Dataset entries
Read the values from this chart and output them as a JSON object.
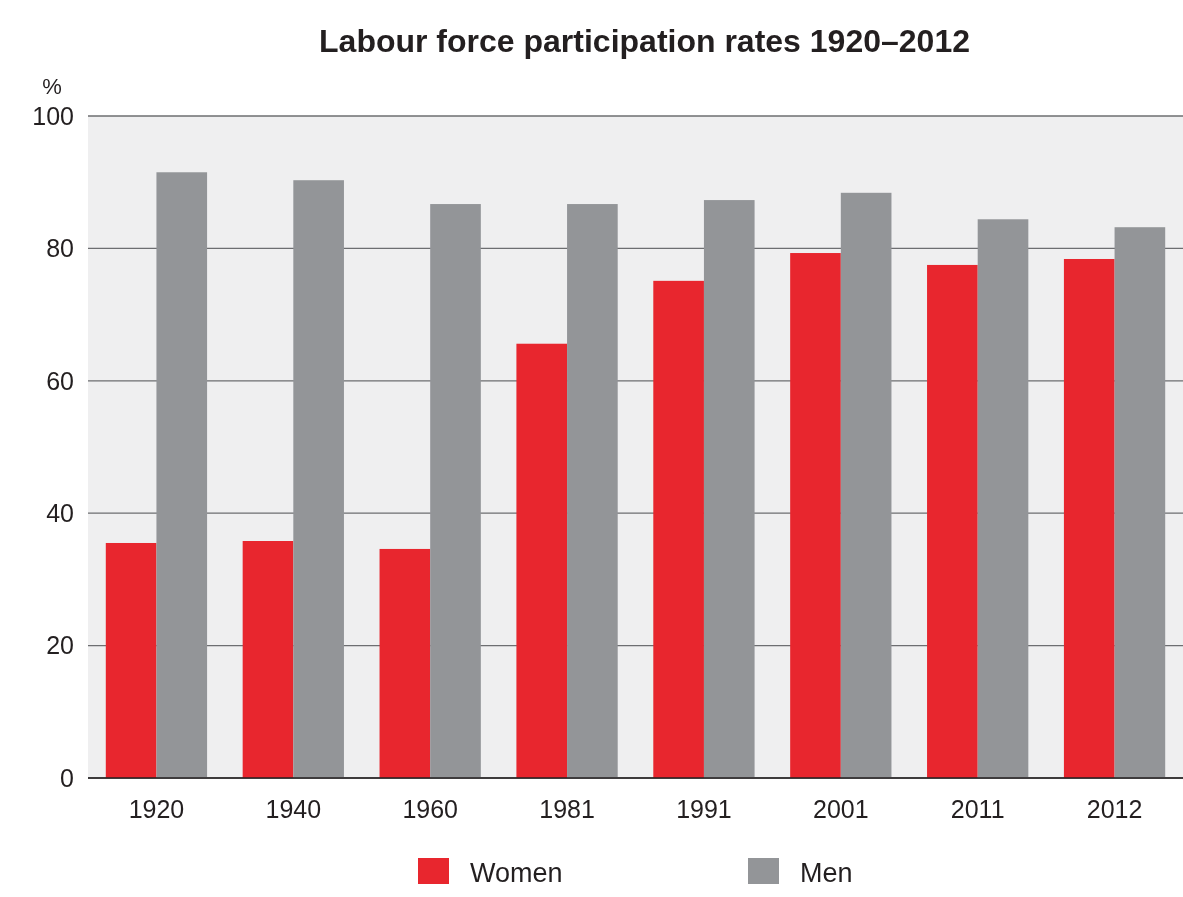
{
  "chart_data": {
    "type": "bar",
    "title": "Labour force participation rates 1920–2012",
    "ylabel": "%",
    "categories": [
      "1920",
      "1940",
      "1960",
      "1981",
      "1991",
      "2001",
      "2011",
      "2012"
    ],
    "series": [
      {
        "name": "Women",
        "color": "#e8262e",
        "values": [
          35.5,
          35.8,
          34.6,
          65.6,
          75.1,
          79.3,
          77.5,
          78.4
        ]
      },
      {
        "name": "Men",
        "color": "#939598",
        "values": [
          91.5,
          90.3,
          86.7,
          86.7,
          87.3,
          88.4,
          84.4,
          83.2
        ]
      }
    ],
    "ylim": [
      0,
      100
    ],
    "yticks": [
      0,
      20,
      40,
      60,
      80,
      100
    ],
    "grid": "y",
    "legend": "bottom"
  }
}
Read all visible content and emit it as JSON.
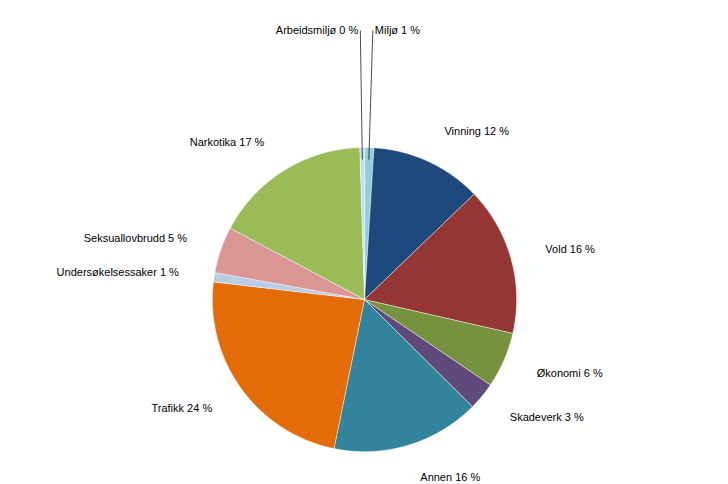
{
  "chart_data": {
    "type": "pie",
    "categories": [
      "Miljø 1 %",
      "Vinning 12 %",
      "Vold 16 %",
      "Økonomi 6 %",
      "Skadeverk 3 %",
      "Annen 16 %",
      "Trafikk 24 %",
      "Undersøkelsessaker 1 %",
      "Seksuallovbrudd 5 %",
      "Narkotika 17 %",
      "Arbeidsmiljø 0 %"
    ],
    "values": [
      1,
      12,
      16,
      6,
      3,
      16,
      24,
      1,
      5,
      17,
      0.5
    ],
    "colors": [
      "#92CDDC",
      "#1F497D",
      "#943634",
      "#76923C",
      "#604A7B",
      "#31849B",
      "#E36C09",
      "#B8CCE4",
      "#D99694",
      "#9BBB59",
      "#C6D9F1"
    ]
  }
}
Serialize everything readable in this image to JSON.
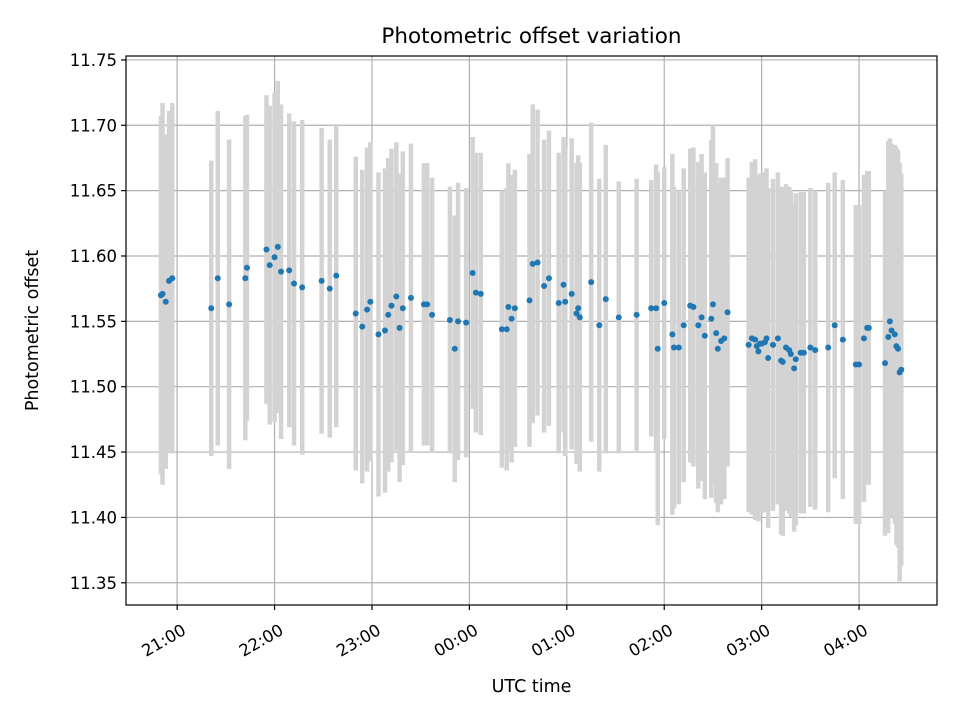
{
  "chart_data": {
    "type": "scatter",
    "title": "Photometric offset variation",
    "xlabel": "UTC time",
    "ylabel": "Photometric offset",
    "x_tick_labels": [
      "21:00",
      "22:00",
      "23:00",
      "00:00",
      "01:00",
      "02:00",
      "03:00",
      "04:00"
    ],
    "x_ticks_hours": [
      21,
      22,
      23,
      24,
      25,
      26,
      27,
      28
    ],
    "xlim_hours": [
      20.475,
      28.8
    ],
    "ylim": [
      11.333,
      11.753
    ],
    "y_ticks": [
      11.35,
      11.4,
      11.45,
      11.5,
      11.55,
      11.6,
      11.65,
      11.7,
      11.75
    ],
    "y_tick_labels": [
      "11.35",
      "11.40",
      "11.45",
      "11.50",
      "11.55",
      "11.60",
      "11.65",
      "11.70",
      "11.75"
    ],
    "grid": true,
    "colors": {
      "point": "#1f77b4",
      "errorbar": "#d3d3d3",
      "grid": "#b0b0b0"
    },
    "points": [
      {
        "t": "20:50",
        "y": 11.57,
        "e": 0.137
      },
      {
        "t": "20:51",
        "y": 11.571,
        "e": 0.146
      },
      {
        "t": "20:53",
        "y": 11.565,
        "e": 0.128
      },
      {
        "t": "20:55",
        "y": 11.581,
        "e": 0.13
      },
      {
        "t": "20:57",
        "y": 11.583,
        "e": 0.134
      },
      {
        "t": "21:21",
        "y": 11.56,
        "e": 0.113
      },
      {
        "t": "21:25",
        "y": 11.583,
        "e": 0.128
      },
      {
        "t": "21:32",
        "y": 11.563,
        "e": 0.126
      },
      {
        "t": "21:42",
        "y": 11.583,
        "e": 0.124
      },
      {
        "t": "21:43",
        "y": 11.591,
        "e": 0.117
      },
      {
        "t": "21:55",
        "y": 11.605,
        "e": 0.118
      },
      {
        "t": "21:57",
        "y": 11.593,
        "e": 0.122
      },
      {
        "t": "22:00",
        "y": 11.599,
        "e": 0.126
      },
      {
        "t": "22:02",
        "y": 11.607,
        "e": 0.127
      },
      {
        "t": "22:04",
        "y": 11.588,
        "e": 0.128
      },
      {
        "t": "22:09",
        "y": 11.589,
        "e": 0.12
      },
      {
        "t": "22:12",
        "y": 11.579,
        "e": 0.124
      },
      {
        "t": "22:17",
        "y": 11.576,
        "e": 0.128
      },
      {
        "t": "22:29",
        "y": 11.581,
        "e": 0.117
      },
      {
        "t": "22:34",
        "y": 11.575,
        "e": 0.114
      },
      {
        "t": "22:38",
        "y": 11.585,
        "e": 0.116
      },
      {
        "t": "22:50",
        "y": 11.556,
        "e": 0.12
      },
      {
        "t": "22:54",
        "y": 11.546,
        "e": 0.12
      },
      {
        "t": "22:57",
        "y": 11.559,
        "e": 0.124
      },
      {
        "t": "22:59",
        "y": 11.565,
        "e": 0.122
      },
      {
        "t": "23:04",
        "y": 11.54,
        "e": 0.124
      },
      {
        "t": "23:08",
        "y": 11.543,
        "e": 0.124
      },
      {
        "t": "23:10",
        "y": 11.555,
        "e": 0.12
      },
      {
        "t": "23:12",
        "y": 11.562,
        "e": 0.12
      },
      {
        "t": "23:15",
        "y": 11.569,
        "e": 0.118
      },
      {
        "t": "23:17",
        "y": 11.545,
        "e": 0.118
      },
      {
        "t": "23:19",
        "y": 11.56,
        "e": 0.12
      },
      {
        "t": "23:24",
        "y": 11.568,
        "e": 0.118
      },
      {
        "t": "23:32",
        "y": 11.563,
        "e": 0.108
      },
      {
        "t": "23:34",
        "y": 11.563,
        "e": 0.108
      },
      {
        "t": "23:37",
        "y": 11.555,
        "e": 0.105
      },
      {
        "t": "23:48",
        "y": 11.551,
        "e": 0.102
      },
      {
        "t": "23:51",
        "y": 11.529,
        "e": 0.102
      },
      {
        "t": "23:53",
        "y": 11.55,
        "e": 0.106
      },
      {
        "t": "23:58",
        "y": 11.549,
        "e": 0.103
      },
      {
        "t": "00:02",
        "y": 11.587,
        "e": 0.104
      },
      {
        "t": "00:04",
        "y": 11.572,
        "e": 0.107
      },
      {
        "t": "00:07",
        "y": 11.571,
        "e": 0.108
      },
      {
        "t": "00:20",
        "y": 11.544,
        "e": 0.106
      },
      {
        "t": "00:23",
        "y": 11.544,
        "e": 0.108
      },
      {
        "t": "00:24",
        "y": 11.561,
        "e": 0.11
      },
      {
        "t": "00:26",
        "y": 11.552,
        "e": 0.11
      },
      {
        "t": "00:28",
        "y": 11.56,
        "e": 0.106
      },
      {
        "t": "00:37",
        "y": 11.566,
        "e": 0.112
      },
      {
        "t": "00:39",
        "y": 11.594,
        "e": 0.122
      },
      {
        "t": "00:42",
        "y": 11.595,
        "e": 0.117
      },
      {
        "t": "00:46",
        "y": 11.577,
        "e": 0.112
      },
      {
        "t": "00:49",
        "y": 11.583,
        "e": 0.113
      },
      {
        "t": "00:55",
        "y": 11.564,
        "e": 0.115
      },
      {
        "t": "00:58",
        "y": 11.578,
        "e": 0.113
      },
      {
        "t": "00:59",
        "y": 11.565,
        "e": 0.118
      },
      {
        "t": "01:03",
        "y": 11.571,
        "e": 0.119
      },
      {
        "t": "01:06",
        "y": 11.556,
        "e": 0.115
      },
      {
        "t": "01:07",
        "y": 11.56,
        "e": 0.117
      },
      {
        "t": "01:08",
        "y": 11.553,
        "e": 0.118
      },
      {
        "t": "01:15",
        "y": 11.58,
        "e": 0.122
      },
      {
        "t": "01:20",
        "y": 11.547,
        "e": 0.112
      },
      {
        "t": "01:24",
        "y": 11.567,
        "e": 0.118
      },
      {
        "t": "01:32",
        "y": 11.553,
        "e": 0.104
      },
      {
        "t": "01:43",
        "y": 11.555,
        "e": 0.104
      },
      {
        "t": "01:52",
        "y": 11.56,
        "e": 0.098
      },
      {
        "t": "01:55",
        "y": 11.56,
        "e": 0.11
      },
      {
        "t": "01:56",
        "y": 11.529,
        "e": 0.135
      },
      {
        "t": "02:00",
        "y": 11.564,
        "e": 0.104
      },
      {
        "t": "02:05",
        "y": 11.54,
        "e": 0.138
      },
      {
        "t": "02:06",
        "y": 11.53,
        "e": 0.123
      },
      {
        "t": "02:09",
        "y": 11.53,
        "e": 0.12
      },
      {
        "t": "02:12",
        "y": 11.547,
        "e": 0.12
      },
      {
        "t": "02:16",
        "y": 11.562,
        "e": 0.12
      },
      {
        "t": "02:18",
        "y": 11.561,
        "e": 0.122
      },
      {
        "t": "02:21",
        "y": 11.547,
        "e": 0.125
      },
      {
        "t": "02:23",
        "y": 11.553,
        "e": 0.125
      },
      {
        "t": "02:25",
        "y": 11.539,
        "e": 0.125
      },
      {
        "t": "02:29",
        "y": 11.552,
        "e": 0.137
      },
      {
        "t": "02:30",
        "y": 11.563,
        "e": 0.137
      },
      {
        "t": "02:32",
        "y": 11.541,
        "e": 0.13
      },
      {
        "t": "02:33",
        "y": 11.529,
        "e": 0.125
      },
      {
        "t": "02:35",
        "y": 11.535,
        "e": 0.125
      },
      {
        "t": "02:37",
        "y": 11.537,
        "e": 0.123
      },
      {
        "t": "02:39",
        "y": 11.557,
        "e": 0.118
      },
      {
        "t": "02:52",
        "y": 11.532,
        "e": 0.128
      },
      {
        "t": "02:54",
        "y": 11.537,
        "e": 0.135
      },
      {
        "t": "02:56",
        "y": 11.536,
        "e": 0.138
      },
      {
        "t": "02:57",
        "y": 11.531,
        "e": 0.13
      },
      {
        "t": "02:58",
        "y": 11.527,
        "e": 0.13
      },
      {
        "t": "02:59",
        "y": 11.533,
        "e": 0.13
      },
      {
        "t": "03:00",
        "y": 11.533,
        "e": 0.13
      },
      {
        "t": "03:02",
        "y": 11.534,
        "e": 0.13
      },
      {
        "t": "03:03",
        "y": 11.537,
        "e": 0.13
      },
      {
        "t": "03:04",
        "y": 11.522,
        "e": 0.13
      },
      {
        "t": "03:07",
        "y": 11.532,
        "e": 0.127
      },
      {
        "t": "03:10",
        "y": 11.537,
        "e": 0.127
      },
      {
        "t": "03:12",
        "y": 11.52,
        "e": 0.133
      },
      {
        "t": "03:13",
        "y": 11.519,
        "e": 0.133
      },
      {
        "t": "03:15",
        "y": 11.53,
        "e": 0.125
      },
      {
        "t": "03:17",
        "y": 11.528,
        "e": 0.125
      },
      {
        "t": "03:18",
        "y": 11.525,
        "e": 0.125
      },
      {
        "t": "03:20",
        "y": 11.514,
        "e": 0.125
      },
      {
        "t": "03:21",
        "y": 11.521,
        "e": 0.127
      },
      {
        "t": "03:24",
        "y": 11.526,
        "e": 0.123
      },
      {
        "t": "03:26",
        "y": 11.526,
        "e": 0.123
      },
      {
        "t": "03:30",
        "y": 11.53,
        "e": 0.122
      },
      {
        "t": "03:33",
        "y": 11.528,
        "e": 0.122
      },
      {
        "t": "03:41",
        "y": 11.53,
        "e": 0.126
      },
      {
        "t": "03:45",
        "y": 11.547,
        "e": 0.117
      },
      {
        "t": "03:50",
        "y": 11.536,
        "e": 0.122
      },
      {
        "t": "03:58",
        "y": 11.517,
        "e": 0.122
      },
      {
        "t": "04:00",
        "y": 11.517,
        "e": 0.122
      },
      {
        "t": "04:03",
        "y": 11.537,
        "e": 0.125
      },
      {
        "t": "04:05",
        "y": 11.545,
        "e": 0.12
      },
      {
        "t": "04:06",
        "y": 11.545,
        "e": 0.12
      },
      {
        "t": "04:16",
        "y": 11.518,
        "e": 0.132
      },
      {
        "t": "04:18",
        "y": 11.538,
        "e": 0.15
      },
      {
        "t": "04:19",
        "y": 11.55,
        "e": 0.14
      },
      {
        "t": "04:20",
        "y": 11.543,
        "e": 0.143
      },
      {
        "t": "04:22",
        "y": 11.54,
        "e": 0.145
      },
      {
        "t": "04:23",
        "y": 11.531,
        "e": 0.152
      },
      {
        "t": "04:24",
        "y": 11.529,
        "e": 0.152
      },
      {
        "t": "04:25",
        "y": 11.511,
        "e": 0.16
      },
      {
        "t": "04:26",
        "y": 11.513,
        "e": 0.15
      }
    ]
  }
}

**Prompt:** Among the records above, find each line holding the string "Photometric" and pull it out.

**Exercise solution:**
    "title": "Photometric offset variation",
    "ylabel": "Photometric offset",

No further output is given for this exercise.